» What to produce: Copy the home-ownership text from "Continuing my effort" up to and including "to shoot for?", and rename "HGTV" as "the home shows" wherever it occurs.

» Extract:
━━━━━━━━━━━━━━━━━━━━━━━━━━━━━━

Continuing my effort to help guide Gen X and Y to home ownership let me get to the hard truth. It doesn’t matter what HGTV says, if you are under 30 you don’t deserve granite counter tops and you can’t have it all. Besides, if you have it all at 30 what is there to shoot for?

You may get 7 out of 10 things you want. That’s all. When you are over 40 you get 8 of the 10 things you want. I don’t think you ever get 10 of 10. You may be the exception – one who can afford a home with granite counters and good for you – but on average I’d focus on getting the asset – the home – and making improvements over time creating value. Lock in the low- interest rate while home prices are affordable.

It’s better to secure your home when rates are low (4.5% is low) and pricing good than to save for your dream home. If the dream home is 5 years, away we don’t know what the interest rates or home prices will be. Now back to the real issues for Gen X and Y – student debt and stagnant income.

Student debt:

You incurred debt. You invested in yourself. Good for you. Should you have incurred the debt? Who knows but it has been incurred. Grab your “internal locus of control” (previous August E-Note) and deal with what is.

━━━━━━━━━━━━━━━━━━━━━━━━━━━━━━

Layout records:

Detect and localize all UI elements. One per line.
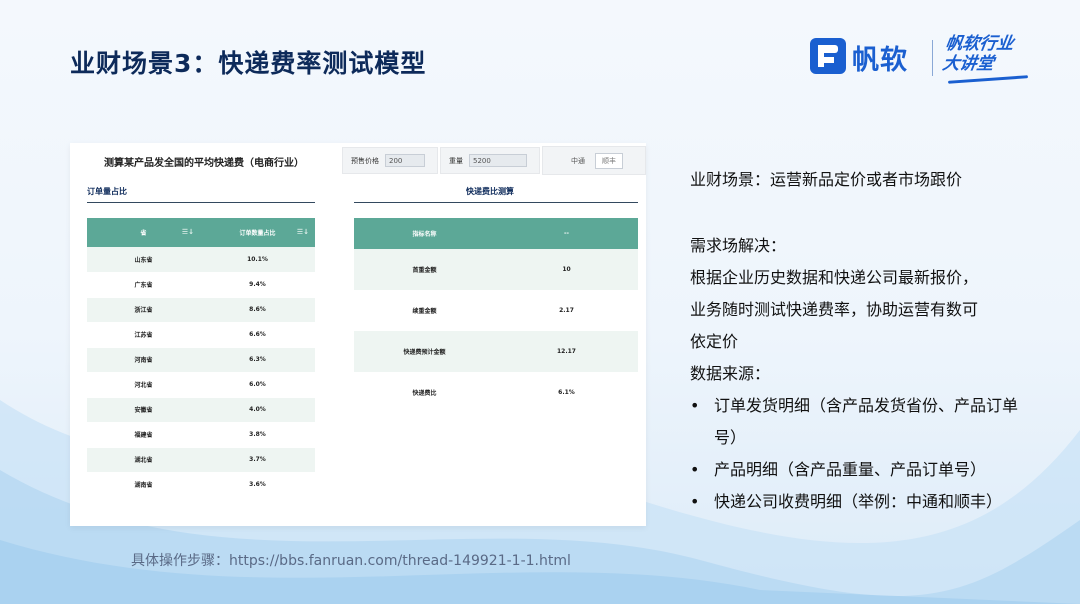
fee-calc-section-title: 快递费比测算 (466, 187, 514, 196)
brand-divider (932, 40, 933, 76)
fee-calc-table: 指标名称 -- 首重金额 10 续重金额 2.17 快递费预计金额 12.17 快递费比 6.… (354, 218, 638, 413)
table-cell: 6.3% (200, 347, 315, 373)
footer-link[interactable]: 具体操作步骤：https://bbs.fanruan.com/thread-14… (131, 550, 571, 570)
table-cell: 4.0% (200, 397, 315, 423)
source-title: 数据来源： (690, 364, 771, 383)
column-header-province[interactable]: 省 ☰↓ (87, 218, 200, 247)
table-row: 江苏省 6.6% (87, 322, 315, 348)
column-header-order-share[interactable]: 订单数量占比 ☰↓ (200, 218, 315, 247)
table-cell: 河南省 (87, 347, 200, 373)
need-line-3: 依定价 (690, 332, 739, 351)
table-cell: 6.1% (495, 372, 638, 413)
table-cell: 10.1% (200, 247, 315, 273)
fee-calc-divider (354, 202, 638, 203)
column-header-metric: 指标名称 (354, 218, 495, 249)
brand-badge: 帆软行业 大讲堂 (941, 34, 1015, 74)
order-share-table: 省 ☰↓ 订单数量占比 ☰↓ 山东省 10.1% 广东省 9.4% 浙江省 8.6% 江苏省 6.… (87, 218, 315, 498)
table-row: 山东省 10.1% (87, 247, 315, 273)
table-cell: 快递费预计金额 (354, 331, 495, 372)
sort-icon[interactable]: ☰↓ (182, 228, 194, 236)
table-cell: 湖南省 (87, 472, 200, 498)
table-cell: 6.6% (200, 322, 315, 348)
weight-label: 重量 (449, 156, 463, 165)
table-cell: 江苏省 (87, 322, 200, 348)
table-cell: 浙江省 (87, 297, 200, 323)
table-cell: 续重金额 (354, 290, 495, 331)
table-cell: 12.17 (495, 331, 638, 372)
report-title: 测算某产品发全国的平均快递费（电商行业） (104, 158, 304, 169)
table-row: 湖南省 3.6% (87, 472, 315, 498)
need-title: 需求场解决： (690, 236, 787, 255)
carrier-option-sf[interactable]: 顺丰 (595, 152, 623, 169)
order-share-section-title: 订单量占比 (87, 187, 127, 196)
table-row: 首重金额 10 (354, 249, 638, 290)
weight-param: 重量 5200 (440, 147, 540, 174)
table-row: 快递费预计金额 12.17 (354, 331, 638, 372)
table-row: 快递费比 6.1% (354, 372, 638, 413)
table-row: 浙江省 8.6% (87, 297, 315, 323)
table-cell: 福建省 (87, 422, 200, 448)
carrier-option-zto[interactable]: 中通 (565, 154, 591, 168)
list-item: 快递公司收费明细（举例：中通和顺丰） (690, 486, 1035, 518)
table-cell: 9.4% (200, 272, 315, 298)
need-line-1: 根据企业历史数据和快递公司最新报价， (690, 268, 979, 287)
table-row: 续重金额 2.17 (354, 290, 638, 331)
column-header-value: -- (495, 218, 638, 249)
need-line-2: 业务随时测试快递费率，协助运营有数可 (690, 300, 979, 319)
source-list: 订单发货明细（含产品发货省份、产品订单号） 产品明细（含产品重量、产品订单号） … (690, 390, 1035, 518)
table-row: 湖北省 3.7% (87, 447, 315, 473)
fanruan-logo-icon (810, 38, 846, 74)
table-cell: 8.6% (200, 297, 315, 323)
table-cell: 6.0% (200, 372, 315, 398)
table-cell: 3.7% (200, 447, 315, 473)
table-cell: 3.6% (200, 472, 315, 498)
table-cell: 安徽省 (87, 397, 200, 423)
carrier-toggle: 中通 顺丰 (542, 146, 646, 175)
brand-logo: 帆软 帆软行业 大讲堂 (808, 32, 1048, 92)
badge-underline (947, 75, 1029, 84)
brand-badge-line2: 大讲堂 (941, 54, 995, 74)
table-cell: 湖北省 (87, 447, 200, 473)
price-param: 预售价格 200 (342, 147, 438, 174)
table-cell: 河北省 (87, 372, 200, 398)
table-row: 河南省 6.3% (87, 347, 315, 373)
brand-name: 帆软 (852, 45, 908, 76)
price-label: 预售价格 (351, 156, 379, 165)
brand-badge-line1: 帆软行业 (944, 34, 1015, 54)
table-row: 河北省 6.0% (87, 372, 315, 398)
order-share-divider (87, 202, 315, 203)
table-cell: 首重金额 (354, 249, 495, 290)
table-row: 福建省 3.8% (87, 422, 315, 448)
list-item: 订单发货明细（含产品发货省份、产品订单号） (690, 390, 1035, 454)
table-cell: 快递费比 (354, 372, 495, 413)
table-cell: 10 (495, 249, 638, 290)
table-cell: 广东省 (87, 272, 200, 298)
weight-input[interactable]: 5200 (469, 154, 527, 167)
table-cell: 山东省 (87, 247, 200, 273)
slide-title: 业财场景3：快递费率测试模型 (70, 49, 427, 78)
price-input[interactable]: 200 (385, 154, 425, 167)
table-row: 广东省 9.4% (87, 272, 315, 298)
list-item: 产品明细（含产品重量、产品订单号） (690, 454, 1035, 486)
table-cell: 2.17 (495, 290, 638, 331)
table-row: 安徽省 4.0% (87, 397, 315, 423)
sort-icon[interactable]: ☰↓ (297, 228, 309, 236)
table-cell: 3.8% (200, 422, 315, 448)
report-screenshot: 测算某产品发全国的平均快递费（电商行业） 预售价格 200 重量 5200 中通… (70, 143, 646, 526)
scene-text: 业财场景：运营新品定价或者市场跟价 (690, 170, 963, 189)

━━━━━━━━━━━━━━━━━━━━━━━━━━━━━━

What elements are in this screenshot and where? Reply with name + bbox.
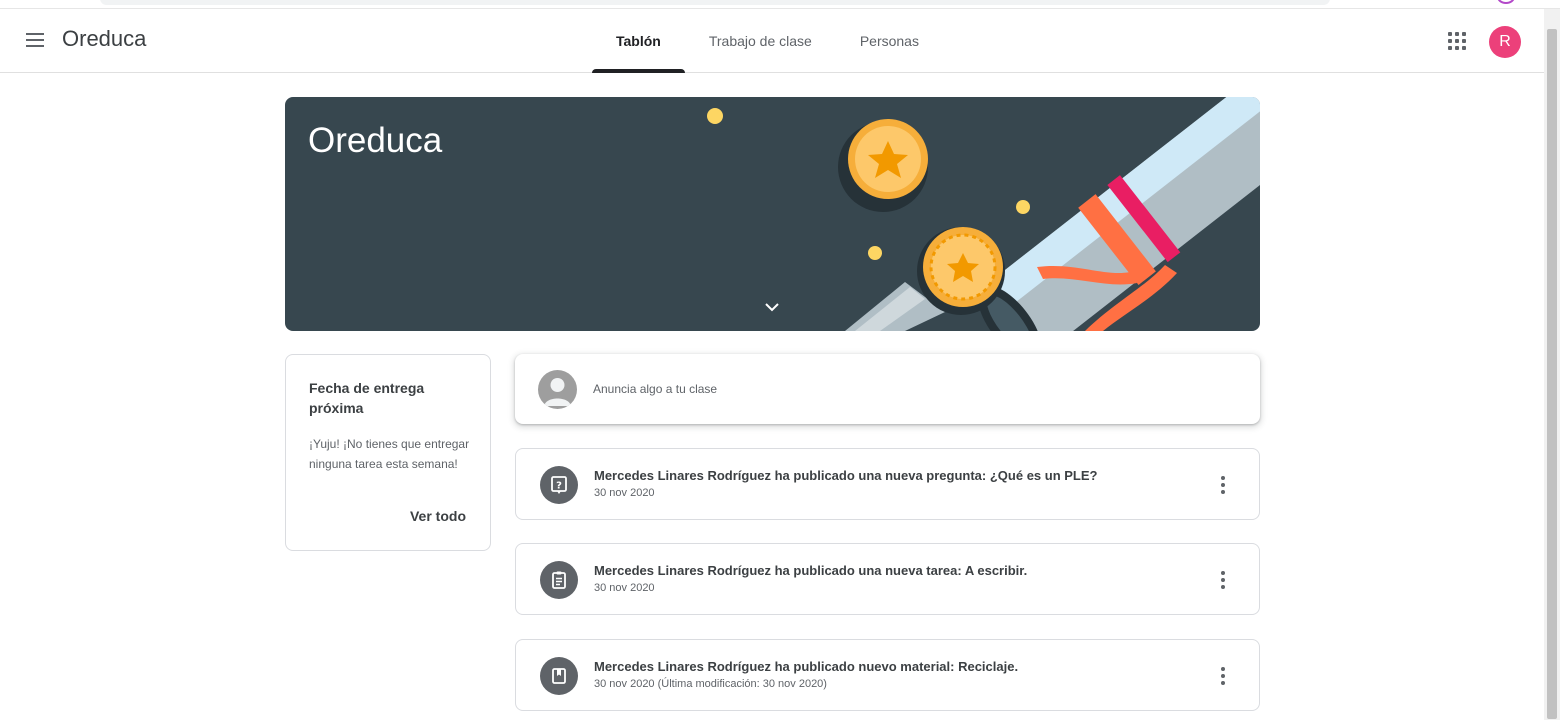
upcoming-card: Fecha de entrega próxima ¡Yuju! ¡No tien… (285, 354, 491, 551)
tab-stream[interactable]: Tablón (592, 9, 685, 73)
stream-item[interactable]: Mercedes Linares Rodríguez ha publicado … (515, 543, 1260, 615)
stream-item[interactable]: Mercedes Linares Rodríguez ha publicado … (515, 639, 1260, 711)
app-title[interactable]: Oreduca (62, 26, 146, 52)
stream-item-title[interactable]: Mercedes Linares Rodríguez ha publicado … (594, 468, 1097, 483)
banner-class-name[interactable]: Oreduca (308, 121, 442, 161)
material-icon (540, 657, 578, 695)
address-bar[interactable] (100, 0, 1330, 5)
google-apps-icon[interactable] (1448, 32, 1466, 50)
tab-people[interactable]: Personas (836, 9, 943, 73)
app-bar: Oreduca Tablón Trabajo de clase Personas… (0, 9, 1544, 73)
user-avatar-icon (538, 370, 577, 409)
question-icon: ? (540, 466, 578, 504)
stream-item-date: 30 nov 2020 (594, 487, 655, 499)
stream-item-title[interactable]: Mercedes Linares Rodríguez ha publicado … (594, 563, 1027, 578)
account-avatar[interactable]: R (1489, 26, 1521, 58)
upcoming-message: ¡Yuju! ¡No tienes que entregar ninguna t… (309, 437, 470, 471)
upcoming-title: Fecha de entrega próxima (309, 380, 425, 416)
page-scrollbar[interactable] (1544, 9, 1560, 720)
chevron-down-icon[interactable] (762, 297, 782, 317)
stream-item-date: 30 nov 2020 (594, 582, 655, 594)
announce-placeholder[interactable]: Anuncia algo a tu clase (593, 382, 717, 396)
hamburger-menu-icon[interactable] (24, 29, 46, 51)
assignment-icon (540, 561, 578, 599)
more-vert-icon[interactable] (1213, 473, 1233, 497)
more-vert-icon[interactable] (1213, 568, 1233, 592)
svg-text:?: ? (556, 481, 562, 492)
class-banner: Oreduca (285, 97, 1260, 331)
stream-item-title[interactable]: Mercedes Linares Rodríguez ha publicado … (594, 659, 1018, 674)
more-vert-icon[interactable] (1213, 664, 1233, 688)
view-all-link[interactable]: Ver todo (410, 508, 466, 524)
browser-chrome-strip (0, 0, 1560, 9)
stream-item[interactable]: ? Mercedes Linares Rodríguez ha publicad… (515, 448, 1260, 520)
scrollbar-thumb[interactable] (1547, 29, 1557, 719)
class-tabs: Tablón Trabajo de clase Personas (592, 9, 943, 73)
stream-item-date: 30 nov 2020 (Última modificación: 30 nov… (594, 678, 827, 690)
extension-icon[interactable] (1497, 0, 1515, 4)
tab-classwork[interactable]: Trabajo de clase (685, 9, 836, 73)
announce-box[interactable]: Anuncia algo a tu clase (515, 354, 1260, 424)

━━━━━━━━━━━━━━━━━━━━━━━━━━━━━━

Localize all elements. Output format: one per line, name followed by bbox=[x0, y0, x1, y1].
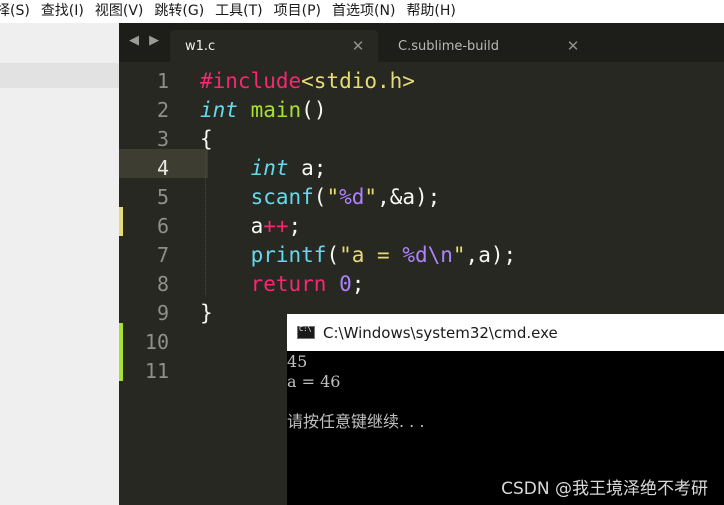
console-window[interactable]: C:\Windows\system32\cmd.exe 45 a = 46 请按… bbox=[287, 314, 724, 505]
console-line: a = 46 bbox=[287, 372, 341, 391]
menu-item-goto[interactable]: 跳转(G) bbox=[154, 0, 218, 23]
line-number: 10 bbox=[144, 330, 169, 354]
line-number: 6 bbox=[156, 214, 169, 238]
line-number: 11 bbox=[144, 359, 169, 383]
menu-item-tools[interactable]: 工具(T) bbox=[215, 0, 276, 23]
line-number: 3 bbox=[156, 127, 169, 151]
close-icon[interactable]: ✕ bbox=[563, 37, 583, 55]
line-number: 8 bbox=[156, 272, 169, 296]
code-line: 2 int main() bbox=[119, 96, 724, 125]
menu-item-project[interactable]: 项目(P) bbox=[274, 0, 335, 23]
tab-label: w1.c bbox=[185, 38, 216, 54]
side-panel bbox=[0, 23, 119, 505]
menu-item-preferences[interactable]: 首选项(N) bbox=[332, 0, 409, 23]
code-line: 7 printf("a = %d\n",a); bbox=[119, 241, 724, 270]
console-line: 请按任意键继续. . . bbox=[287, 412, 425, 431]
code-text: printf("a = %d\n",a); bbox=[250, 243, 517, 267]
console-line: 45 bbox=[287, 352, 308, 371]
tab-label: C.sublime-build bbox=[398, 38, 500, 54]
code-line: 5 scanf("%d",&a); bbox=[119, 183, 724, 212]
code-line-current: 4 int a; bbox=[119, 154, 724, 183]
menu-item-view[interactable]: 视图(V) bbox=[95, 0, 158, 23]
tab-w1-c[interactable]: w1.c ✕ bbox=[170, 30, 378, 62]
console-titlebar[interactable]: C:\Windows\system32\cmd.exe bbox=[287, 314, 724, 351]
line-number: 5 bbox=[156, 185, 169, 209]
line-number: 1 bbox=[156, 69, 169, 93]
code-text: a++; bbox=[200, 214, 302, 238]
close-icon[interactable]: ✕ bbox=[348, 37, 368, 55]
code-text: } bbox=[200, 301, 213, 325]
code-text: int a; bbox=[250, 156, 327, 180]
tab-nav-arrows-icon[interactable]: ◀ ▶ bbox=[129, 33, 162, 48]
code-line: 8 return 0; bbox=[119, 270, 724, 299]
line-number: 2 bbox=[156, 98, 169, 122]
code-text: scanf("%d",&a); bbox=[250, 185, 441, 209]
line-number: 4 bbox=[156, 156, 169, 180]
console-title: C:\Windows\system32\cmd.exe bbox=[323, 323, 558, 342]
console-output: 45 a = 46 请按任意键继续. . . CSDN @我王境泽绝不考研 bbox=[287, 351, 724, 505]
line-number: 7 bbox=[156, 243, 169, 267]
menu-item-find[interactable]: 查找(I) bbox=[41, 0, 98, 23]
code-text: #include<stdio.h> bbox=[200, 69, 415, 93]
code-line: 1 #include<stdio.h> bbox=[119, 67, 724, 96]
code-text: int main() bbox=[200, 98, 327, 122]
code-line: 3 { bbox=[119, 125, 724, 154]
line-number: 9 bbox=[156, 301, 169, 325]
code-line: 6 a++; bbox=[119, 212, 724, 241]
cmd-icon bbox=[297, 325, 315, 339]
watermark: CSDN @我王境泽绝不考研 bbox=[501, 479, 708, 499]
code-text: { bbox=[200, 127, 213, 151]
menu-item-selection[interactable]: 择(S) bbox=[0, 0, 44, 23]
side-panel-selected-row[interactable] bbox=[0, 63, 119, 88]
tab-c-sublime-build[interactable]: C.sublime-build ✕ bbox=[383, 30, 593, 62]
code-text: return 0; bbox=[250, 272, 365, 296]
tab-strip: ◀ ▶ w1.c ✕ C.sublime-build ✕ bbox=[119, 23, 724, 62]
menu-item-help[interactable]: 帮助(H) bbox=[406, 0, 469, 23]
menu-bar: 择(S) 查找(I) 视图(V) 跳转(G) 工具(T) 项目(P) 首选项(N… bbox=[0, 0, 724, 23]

━━━━━━━━━━━━━━━━━━━━━━━━━━━━━━

» Exercise solution:
Continuing my effort to help guide Gen X and Y to home ownership let me get to the hard truth. It doesn’t matter what the home shows says, if you are under 30 you don’t deserve granite counter tops and you can’t have it all. Besides, if you have it all at 30 what is there to shoot for?